Data entries:
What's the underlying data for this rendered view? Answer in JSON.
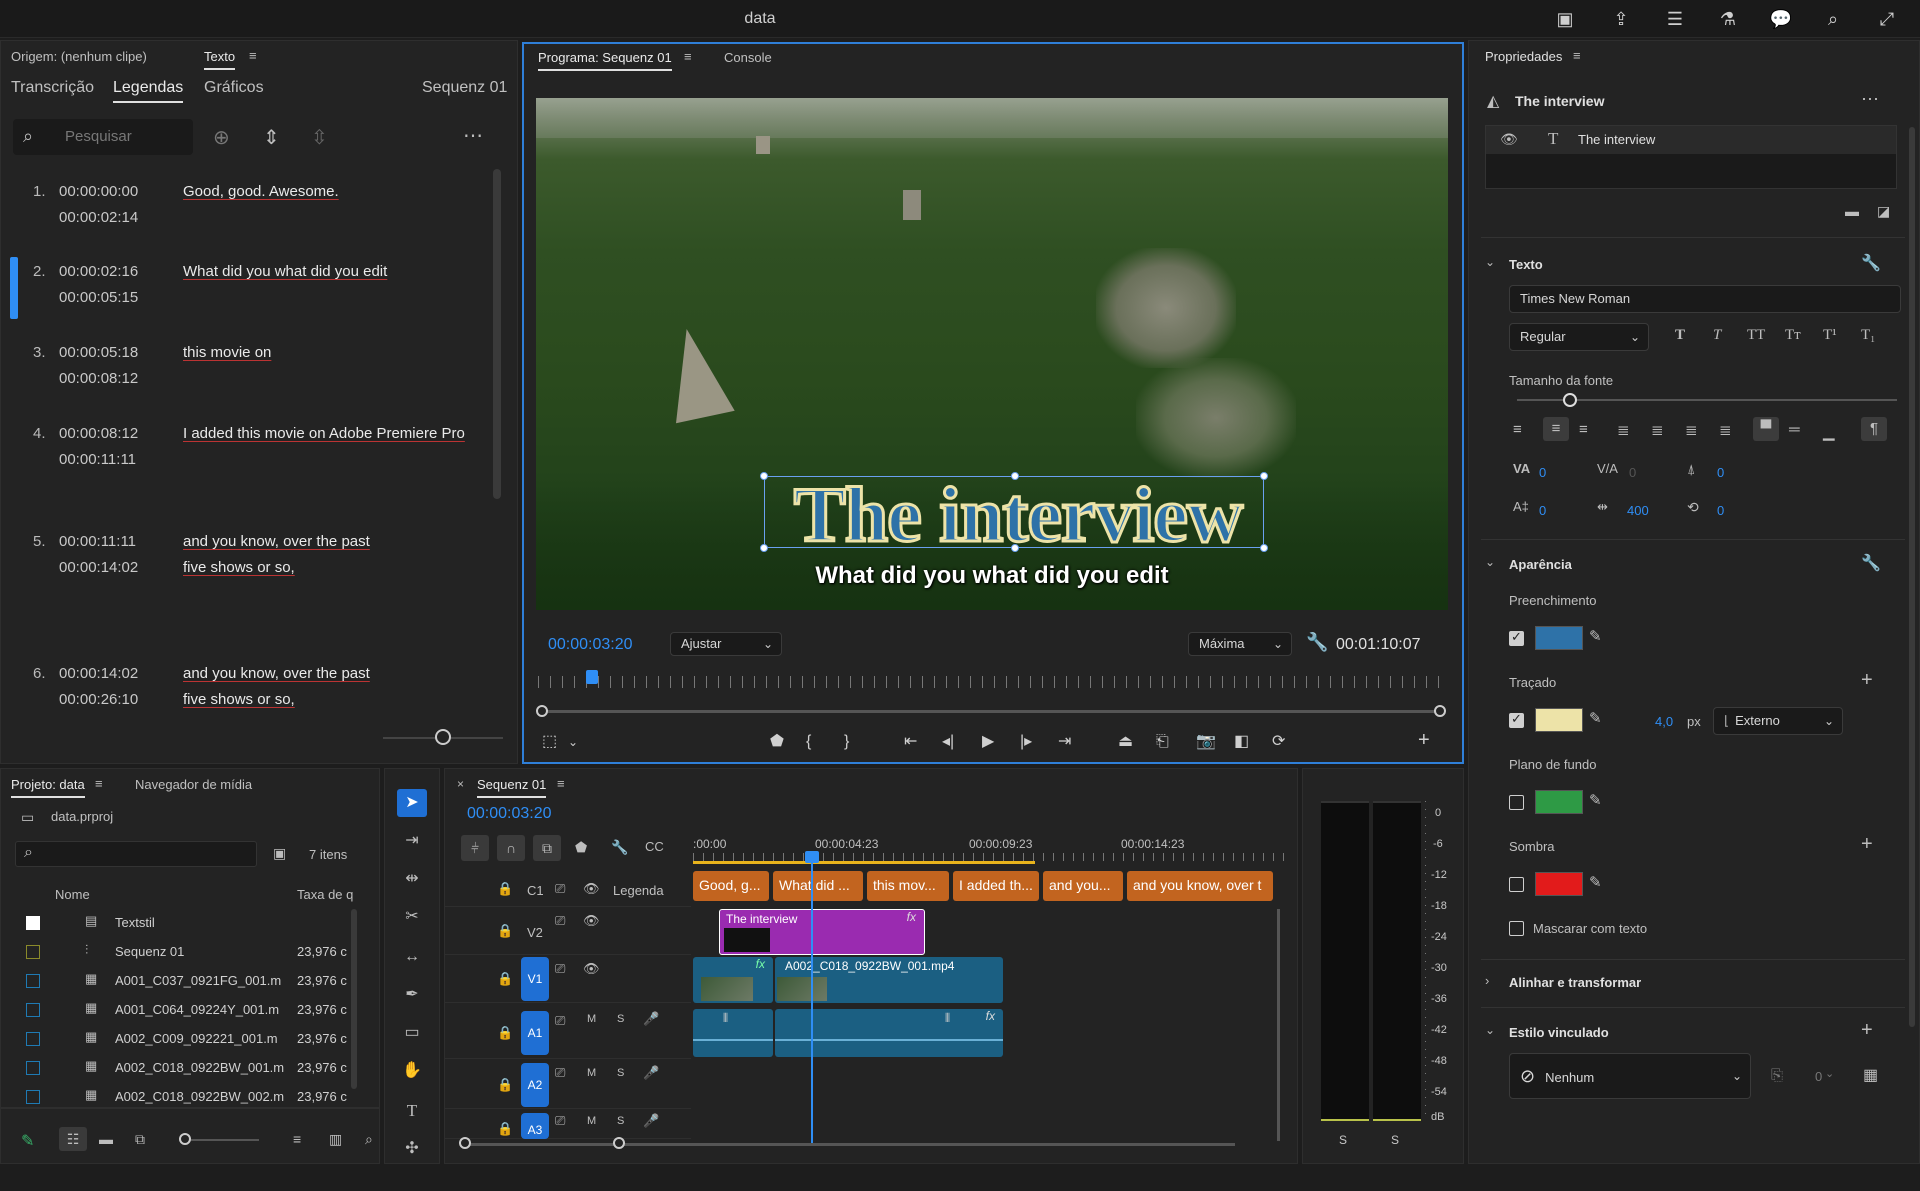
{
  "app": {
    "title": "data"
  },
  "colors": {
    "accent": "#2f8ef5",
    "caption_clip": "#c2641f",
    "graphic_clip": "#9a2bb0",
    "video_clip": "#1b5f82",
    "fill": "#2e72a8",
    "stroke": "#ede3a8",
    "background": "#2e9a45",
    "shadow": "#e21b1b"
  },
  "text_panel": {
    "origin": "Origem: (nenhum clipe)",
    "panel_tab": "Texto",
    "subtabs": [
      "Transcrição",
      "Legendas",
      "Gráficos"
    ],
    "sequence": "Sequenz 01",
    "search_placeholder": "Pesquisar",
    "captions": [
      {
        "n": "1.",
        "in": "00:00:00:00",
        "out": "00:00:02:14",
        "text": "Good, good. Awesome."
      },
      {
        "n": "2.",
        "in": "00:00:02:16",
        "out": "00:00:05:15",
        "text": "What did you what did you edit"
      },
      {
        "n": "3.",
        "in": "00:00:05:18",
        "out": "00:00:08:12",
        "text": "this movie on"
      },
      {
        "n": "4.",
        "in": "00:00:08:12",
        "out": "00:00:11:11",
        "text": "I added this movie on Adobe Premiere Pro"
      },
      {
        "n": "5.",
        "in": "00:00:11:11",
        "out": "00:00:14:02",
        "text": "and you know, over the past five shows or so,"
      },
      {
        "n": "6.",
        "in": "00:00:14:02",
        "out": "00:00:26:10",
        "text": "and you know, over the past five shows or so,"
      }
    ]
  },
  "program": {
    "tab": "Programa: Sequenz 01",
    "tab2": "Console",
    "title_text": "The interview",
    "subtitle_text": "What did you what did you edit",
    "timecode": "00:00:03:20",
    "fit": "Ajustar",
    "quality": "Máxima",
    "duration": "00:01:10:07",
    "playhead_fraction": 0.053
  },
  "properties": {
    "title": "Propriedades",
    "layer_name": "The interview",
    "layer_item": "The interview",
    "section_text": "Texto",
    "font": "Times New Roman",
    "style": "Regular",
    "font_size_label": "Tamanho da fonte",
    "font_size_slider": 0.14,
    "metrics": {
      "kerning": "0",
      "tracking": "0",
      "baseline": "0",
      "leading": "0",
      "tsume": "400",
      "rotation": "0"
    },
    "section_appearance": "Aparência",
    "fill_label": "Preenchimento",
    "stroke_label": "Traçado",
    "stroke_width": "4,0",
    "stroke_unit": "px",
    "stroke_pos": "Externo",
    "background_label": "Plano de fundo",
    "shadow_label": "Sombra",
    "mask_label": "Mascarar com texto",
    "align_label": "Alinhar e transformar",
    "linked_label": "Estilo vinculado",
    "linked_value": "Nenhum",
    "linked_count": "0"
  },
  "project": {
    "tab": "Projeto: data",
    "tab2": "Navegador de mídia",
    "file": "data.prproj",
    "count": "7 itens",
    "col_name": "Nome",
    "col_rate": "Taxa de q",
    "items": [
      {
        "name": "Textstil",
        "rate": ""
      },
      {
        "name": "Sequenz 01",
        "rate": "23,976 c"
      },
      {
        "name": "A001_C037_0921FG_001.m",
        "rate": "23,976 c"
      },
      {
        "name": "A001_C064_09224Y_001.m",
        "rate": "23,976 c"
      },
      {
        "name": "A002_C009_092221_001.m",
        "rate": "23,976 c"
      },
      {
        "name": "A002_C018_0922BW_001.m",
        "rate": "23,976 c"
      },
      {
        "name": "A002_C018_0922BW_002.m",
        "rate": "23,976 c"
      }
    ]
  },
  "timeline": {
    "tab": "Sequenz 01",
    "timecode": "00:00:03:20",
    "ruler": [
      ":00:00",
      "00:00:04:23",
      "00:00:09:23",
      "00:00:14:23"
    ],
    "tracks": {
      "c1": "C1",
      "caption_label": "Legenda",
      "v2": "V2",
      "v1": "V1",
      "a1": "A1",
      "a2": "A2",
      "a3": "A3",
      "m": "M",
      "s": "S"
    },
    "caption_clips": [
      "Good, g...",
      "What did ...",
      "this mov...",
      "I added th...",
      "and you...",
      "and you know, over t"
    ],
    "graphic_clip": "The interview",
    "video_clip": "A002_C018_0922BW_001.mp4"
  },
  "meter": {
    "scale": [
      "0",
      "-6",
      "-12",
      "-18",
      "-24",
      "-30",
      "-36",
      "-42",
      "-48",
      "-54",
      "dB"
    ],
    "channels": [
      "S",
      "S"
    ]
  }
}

...

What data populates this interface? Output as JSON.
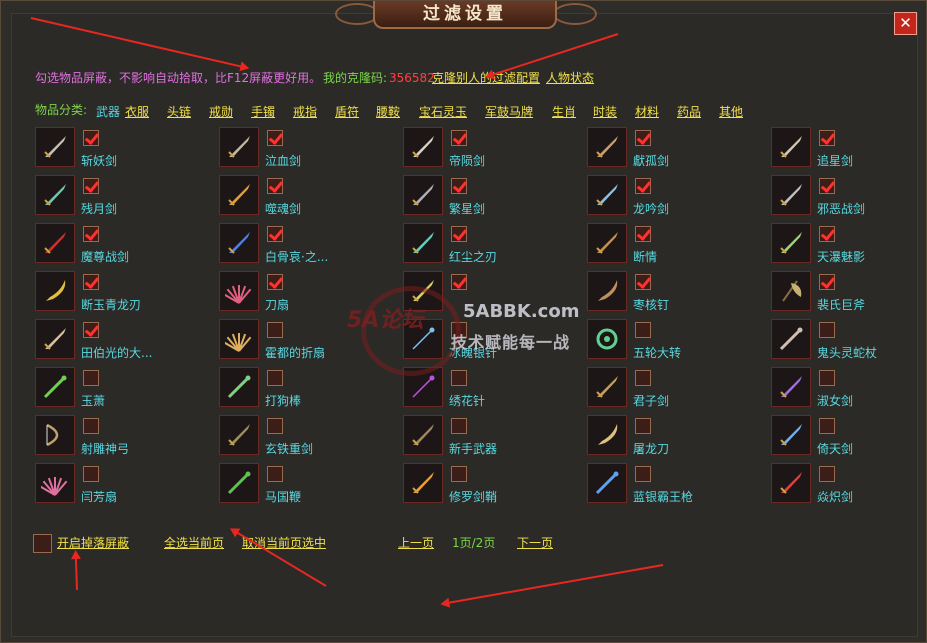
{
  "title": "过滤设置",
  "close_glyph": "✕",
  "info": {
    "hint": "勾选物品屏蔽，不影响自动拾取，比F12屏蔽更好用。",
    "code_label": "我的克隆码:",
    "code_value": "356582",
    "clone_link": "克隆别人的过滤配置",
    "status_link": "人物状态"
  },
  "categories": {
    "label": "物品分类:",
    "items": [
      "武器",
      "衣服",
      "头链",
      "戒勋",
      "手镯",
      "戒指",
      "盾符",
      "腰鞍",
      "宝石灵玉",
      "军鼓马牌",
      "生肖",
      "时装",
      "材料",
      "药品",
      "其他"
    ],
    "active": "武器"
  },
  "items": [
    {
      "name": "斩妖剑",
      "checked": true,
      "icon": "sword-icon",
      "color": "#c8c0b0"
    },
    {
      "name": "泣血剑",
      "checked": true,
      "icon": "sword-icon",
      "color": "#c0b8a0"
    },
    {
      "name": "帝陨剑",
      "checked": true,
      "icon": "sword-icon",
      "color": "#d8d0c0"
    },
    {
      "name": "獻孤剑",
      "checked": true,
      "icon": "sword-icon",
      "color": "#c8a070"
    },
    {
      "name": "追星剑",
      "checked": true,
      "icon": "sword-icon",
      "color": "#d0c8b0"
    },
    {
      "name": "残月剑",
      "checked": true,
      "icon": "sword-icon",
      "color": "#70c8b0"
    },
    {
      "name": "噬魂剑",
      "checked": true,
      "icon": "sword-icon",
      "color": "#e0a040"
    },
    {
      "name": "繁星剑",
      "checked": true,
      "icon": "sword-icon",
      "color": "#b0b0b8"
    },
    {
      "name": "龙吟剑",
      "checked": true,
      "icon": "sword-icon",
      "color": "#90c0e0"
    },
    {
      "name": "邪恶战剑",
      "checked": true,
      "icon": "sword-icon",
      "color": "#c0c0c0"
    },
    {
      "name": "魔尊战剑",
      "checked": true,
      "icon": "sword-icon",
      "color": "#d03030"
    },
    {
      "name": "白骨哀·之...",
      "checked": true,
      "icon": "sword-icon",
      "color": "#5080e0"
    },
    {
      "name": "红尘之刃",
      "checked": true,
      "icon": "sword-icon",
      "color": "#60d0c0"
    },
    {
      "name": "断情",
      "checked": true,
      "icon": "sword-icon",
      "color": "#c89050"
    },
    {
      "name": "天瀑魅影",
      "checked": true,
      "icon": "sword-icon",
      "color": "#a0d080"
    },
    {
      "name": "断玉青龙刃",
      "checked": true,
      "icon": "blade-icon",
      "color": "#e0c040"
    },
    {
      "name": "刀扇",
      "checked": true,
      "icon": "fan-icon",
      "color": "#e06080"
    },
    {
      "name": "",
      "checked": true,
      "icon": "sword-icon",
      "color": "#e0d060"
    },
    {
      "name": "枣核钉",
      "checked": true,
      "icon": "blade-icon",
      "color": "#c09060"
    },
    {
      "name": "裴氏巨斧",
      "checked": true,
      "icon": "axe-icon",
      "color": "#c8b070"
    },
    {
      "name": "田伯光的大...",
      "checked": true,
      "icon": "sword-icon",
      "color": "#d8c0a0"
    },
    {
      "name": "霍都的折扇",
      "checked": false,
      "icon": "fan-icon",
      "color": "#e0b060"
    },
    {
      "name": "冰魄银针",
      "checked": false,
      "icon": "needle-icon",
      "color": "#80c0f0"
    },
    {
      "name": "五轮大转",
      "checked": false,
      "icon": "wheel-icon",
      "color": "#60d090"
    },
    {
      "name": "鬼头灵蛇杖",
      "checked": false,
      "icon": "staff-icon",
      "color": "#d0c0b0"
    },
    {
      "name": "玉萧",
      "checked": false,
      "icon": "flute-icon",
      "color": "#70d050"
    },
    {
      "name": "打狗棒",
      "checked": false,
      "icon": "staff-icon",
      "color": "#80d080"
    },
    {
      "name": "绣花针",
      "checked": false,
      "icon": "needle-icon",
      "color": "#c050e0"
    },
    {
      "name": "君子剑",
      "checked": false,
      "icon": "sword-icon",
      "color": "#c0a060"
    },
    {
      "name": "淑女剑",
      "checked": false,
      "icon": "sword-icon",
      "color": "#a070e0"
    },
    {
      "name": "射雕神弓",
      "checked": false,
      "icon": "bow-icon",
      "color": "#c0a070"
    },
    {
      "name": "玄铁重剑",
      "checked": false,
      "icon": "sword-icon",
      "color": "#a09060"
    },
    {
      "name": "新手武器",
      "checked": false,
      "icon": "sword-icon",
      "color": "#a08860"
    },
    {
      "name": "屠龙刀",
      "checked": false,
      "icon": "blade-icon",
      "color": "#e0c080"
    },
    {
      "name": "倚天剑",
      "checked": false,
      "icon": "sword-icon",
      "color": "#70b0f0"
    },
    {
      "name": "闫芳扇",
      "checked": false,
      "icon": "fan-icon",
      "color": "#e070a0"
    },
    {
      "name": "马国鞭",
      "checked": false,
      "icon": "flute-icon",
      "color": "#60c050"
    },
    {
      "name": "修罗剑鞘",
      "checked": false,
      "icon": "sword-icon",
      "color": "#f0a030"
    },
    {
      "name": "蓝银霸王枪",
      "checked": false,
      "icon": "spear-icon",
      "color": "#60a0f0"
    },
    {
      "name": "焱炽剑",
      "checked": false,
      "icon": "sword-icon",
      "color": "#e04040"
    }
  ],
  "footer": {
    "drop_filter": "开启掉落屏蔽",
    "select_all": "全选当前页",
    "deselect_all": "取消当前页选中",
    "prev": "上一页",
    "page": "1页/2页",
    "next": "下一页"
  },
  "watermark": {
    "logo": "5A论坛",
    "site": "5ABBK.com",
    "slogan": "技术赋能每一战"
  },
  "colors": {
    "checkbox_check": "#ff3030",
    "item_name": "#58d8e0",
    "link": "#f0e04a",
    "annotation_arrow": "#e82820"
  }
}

--

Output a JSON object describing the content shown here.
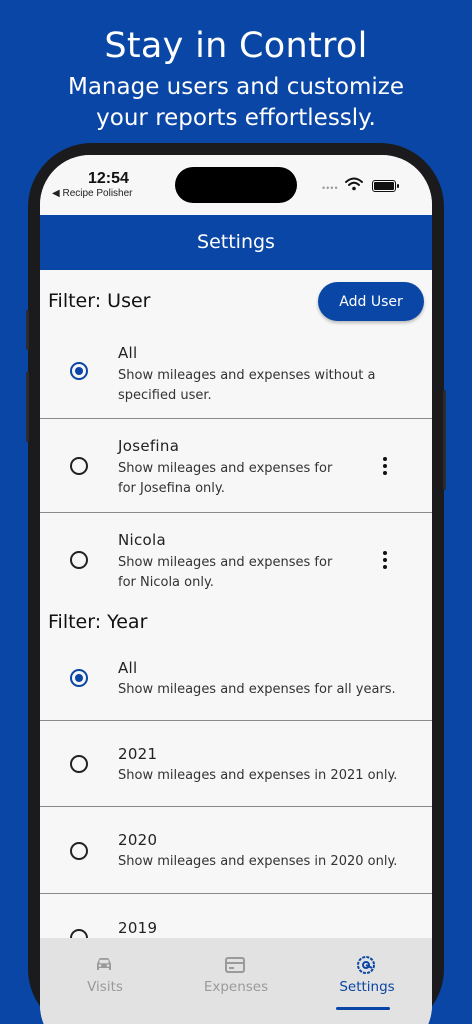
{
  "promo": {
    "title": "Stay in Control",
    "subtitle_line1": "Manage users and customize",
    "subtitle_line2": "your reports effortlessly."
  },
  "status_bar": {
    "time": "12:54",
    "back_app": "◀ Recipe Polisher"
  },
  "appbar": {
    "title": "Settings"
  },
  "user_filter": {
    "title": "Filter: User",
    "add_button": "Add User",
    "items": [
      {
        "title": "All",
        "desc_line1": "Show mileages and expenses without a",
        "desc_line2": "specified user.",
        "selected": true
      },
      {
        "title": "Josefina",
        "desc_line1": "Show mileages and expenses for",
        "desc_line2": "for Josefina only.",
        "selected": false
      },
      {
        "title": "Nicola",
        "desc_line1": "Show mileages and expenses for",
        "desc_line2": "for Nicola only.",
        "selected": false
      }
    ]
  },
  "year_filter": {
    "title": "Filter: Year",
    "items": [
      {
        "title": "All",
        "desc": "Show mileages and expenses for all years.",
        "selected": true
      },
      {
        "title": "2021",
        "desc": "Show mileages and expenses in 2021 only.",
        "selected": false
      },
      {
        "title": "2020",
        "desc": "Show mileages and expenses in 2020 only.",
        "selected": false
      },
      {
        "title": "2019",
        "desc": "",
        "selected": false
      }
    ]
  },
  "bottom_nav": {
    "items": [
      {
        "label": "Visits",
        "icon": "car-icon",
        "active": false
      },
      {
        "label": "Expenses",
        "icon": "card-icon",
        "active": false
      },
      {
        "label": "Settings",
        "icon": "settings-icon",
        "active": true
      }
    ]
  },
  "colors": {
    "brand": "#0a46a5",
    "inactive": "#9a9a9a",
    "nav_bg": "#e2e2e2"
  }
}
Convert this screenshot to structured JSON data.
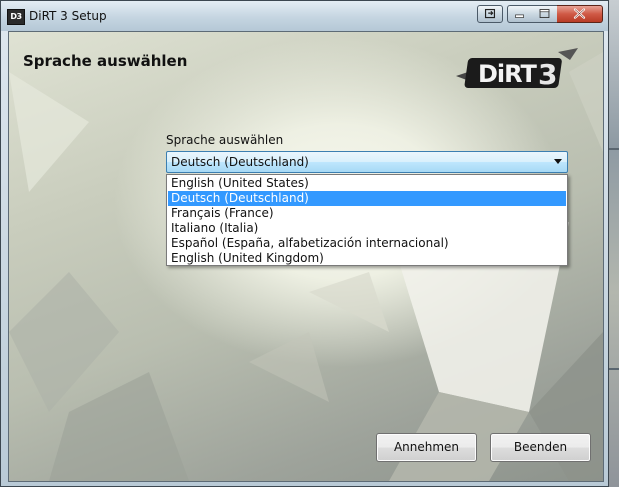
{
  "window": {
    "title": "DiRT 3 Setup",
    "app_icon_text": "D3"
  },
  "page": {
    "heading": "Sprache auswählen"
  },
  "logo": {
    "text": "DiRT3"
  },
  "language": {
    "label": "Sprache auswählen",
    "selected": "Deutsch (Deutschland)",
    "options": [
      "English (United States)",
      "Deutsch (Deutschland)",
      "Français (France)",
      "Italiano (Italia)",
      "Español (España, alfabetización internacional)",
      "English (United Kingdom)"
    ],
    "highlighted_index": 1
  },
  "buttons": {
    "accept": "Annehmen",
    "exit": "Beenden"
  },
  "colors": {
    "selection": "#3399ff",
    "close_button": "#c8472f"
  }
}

The problem: Find every line in the records above that contains the word "interview", and copy each one.

The reply:
    "title_text": "The interview",
    "layer_name": "The interview",
    "layer_item": "The interview",
    "graphic_clip": "The interview",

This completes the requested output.